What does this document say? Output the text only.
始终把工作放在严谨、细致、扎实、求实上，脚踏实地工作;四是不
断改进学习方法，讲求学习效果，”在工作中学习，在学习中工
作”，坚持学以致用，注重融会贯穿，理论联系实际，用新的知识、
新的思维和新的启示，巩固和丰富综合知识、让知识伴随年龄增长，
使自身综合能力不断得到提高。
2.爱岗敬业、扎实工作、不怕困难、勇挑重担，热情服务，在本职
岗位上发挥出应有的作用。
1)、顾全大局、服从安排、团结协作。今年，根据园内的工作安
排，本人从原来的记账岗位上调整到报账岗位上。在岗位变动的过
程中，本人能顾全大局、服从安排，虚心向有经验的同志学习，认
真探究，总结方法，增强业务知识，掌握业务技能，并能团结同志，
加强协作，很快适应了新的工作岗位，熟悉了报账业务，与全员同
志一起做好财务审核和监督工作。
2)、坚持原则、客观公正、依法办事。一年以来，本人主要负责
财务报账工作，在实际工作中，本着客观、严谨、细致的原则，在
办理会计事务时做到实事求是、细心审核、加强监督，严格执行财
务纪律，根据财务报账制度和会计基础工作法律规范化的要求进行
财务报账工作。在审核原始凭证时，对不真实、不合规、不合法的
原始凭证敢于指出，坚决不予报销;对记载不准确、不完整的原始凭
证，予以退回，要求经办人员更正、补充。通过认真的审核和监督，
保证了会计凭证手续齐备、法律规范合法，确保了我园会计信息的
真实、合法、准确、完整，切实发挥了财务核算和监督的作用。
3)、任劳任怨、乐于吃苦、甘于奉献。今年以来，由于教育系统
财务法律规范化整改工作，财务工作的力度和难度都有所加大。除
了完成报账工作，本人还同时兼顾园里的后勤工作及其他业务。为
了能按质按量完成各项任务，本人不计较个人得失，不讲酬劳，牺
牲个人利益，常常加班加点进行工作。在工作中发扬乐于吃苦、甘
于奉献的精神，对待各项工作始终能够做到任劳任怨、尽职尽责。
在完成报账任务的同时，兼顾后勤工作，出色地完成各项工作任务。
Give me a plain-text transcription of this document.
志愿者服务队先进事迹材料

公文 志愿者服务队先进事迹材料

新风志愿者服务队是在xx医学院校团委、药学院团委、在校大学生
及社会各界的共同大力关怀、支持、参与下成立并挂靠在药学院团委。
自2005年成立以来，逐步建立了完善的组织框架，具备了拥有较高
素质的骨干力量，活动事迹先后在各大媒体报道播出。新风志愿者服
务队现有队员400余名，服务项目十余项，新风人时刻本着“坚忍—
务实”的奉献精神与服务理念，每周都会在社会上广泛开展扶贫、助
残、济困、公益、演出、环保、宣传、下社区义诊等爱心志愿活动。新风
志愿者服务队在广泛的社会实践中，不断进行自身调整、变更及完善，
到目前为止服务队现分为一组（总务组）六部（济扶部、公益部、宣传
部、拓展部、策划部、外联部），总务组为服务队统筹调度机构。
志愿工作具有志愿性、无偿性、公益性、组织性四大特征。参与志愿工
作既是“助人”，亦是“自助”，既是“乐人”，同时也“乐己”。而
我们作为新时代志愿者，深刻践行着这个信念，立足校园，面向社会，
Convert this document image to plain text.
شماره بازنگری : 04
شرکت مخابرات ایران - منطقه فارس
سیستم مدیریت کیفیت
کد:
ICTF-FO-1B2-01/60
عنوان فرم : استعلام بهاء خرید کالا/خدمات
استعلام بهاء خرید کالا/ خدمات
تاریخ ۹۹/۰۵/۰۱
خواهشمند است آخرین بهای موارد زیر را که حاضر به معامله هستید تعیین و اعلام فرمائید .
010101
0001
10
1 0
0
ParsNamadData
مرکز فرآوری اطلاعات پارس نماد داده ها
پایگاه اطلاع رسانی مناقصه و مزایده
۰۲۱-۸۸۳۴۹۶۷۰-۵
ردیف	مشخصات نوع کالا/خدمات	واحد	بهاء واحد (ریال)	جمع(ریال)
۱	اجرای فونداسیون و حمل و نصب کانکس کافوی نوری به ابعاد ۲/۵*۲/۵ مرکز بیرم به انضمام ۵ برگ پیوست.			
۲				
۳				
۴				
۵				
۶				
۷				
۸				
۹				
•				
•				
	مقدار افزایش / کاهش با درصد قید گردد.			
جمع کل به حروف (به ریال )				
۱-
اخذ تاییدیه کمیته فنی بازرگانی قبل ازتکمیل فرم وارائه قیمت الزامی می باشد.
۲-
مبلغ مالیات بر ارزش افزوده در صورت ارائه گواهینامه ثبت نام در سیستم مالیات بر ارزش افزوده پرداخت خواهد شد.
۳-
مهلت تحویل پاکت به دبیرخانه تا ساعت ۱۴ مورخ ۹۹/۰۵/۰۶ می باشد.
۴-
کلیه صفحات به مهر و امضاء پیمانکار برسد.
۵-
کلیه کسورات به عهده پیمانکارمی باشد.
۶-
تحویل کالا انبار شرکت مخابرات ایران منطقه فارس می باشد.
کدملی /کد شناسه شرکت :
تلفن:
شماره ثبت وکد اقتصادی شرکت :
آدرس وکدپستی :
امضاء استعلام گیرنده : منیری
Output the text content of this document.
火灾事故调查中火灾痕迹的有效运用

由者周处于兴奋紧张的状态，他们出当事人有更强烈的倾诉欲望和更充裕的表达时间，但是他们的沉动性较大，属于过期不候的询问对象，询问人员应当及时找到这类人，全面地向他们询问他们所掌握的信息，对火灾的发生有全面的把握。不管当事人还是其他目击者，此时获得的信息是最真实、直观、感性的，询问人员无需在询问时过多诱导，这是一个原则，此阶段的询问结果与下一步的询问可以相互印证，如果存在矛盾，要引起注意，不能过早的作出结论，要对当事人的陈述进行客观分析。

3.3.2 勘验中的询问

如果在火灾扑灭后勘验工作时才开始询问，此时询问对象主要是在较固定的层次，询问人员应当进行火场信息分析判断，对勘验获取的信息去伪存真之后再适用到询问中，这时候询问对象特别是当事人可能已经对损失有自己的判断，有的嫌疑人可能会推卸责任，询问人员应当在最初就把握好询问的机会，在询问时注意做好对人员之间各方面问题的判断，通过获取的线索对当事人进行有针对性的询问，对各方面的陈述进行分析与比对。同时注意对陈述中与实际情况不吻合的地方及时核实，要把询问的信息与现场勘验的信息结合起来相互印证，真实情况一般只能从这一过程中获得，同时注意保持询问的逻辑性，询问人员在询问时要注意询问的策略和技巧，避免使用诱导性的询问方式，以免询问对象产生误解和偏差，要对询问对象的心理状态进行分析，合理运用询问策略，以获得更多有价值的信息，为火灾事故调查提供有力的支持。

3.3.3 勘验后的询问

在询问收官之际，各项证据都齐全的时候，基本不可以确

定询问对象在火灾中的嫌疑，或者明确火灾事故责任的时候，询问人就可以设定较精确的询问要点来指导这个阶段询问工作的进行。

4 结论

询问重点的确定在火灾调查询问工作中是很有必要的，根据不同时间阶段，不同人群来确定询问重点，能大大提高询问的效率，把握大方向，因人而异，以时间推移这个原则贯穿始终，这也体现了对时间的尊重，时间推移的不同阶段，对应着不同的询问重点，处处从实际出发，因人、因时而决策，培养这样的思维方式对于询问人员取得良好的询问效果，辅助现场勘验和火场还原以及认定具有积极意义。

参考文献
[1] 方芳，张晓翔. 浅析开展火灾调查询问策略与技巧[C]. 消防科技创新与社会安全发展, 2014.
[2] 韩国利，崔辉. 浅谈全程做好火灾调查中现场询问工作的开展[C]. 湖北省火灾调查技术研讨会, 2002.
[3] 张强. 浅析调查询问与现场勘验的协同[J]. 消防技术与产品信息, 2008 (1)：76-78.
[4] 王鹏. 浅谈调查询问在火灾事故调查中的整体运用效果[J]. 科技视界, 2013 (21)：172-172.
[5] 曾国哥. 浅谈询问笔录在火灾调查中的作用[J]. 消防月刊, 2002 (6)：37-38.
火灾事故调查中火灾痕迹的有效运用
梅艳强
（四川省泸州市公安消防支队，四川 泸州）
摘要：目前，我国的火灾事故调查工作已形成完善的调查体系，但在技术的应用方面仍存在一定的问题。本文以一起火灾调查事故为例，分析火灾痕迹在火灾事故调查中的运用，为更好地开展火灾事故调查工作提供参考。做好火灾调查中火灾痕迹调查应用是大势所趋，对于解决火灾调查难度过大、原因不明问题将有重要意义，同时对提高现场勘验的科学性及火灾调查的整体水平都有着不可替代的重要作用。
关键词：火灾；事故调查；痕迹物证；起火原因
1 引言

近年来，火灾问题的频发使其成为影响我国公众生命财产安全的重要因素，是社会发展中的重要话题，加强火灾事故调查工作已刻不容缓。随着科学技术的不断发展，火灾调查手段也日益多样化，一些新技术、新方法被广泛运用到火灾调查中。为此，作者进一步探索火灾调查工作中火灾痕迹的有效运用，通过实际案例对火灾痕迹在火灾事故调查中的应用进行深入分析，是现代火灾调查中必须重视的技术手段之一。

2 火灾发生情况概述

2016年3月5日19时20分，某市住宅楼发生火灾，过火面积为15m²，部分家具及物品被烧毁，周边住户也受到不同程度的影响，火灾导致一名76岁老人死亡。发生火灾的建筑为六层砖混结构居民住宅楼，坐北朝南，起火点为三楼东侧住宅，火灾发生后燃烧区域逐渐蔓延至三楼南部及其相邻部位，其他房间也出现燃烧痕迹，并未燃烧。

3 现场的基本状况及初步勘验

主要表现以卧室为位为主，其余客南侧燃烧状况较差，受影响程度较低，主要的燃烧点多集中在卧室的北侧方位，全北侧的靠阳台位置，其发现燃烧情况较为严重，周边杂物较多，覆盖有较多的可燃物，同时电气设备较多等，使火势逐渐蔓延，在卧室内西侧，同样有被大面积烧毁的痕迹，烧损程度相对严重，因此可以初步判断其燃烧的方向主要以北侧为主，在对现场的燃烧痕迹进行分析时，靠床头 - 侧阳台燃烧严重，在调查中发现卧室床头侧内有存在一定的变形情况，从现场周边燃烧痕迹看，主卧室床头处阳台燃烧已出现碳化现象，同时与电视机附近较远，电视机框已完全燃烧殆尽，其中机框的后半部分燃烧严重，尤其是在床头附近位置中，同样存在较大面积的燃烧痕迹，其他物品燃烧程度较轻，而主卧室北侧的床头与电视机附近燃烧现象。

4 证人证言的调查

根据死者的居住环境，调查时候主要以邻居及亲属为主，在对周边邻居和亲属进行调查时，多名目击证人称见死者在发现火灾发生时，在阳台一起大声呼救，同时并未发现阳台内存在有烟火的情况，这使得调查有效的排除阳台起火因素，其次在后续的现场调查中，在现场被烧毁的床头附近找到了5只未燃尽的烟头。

━━━━━━━━━━

Copy all lines from the material that hold "باشد".

اخذ تاییدیه کمیته فنی بازرگانی قبل ازتکمیل فرم وارائه قیمت الزامی می باشد.
مهلت تحویل پاکت به دبیرخانه تا ساعت ۱۴ مورخ ۹۹/۰۵/۰۶ می باشد.
کلیه کسورات به عهده پیمانکارمی باشد.
تحویل کالا انبار شرکت مخابرات ایران منطقه فارس می باشد.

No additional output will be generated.